* Exercise instructions *
Report all lines from the entries below in which "desc" appears.
══ Data shown
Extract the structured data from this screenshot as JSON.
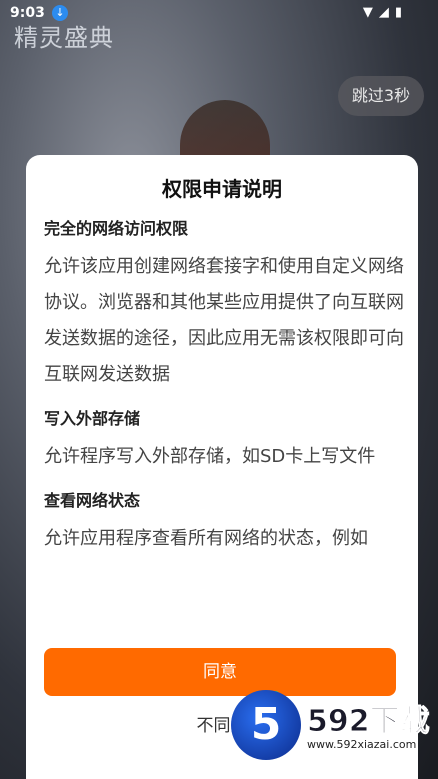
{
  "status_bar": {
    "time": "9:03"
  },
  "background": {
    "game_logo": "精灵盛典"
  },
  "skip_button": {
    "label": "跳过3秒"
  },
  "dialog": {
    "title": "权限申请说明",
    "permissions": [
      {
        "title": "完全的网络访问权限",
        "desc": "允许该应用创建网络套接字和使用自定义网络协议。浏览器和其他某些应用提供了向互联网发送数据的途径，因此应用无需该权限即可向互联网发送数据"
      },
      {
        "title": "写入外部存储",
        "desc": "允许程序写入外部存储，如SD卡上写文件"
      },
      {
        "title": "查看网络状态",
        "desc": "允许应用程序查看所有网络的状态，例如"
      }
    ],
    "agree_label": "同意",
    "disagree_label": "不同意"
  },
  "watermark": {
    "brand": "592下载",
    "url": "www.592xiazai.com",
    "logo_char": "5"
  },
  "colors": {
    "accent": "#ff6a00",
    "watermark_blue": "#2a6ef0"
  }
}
════
* Output *
        "desc": "允许该应用创建网络套接字和使用自定义网络协议。浏览器和其他某些应用提供了向互联网发送数据的途径，因此应用无需该权限即可向互联网发送数据"
        "desc": "允许程序写入外部存储，如SD卡上写文件"
        "desc": "允许应用程序查看所有网络的状态，例如"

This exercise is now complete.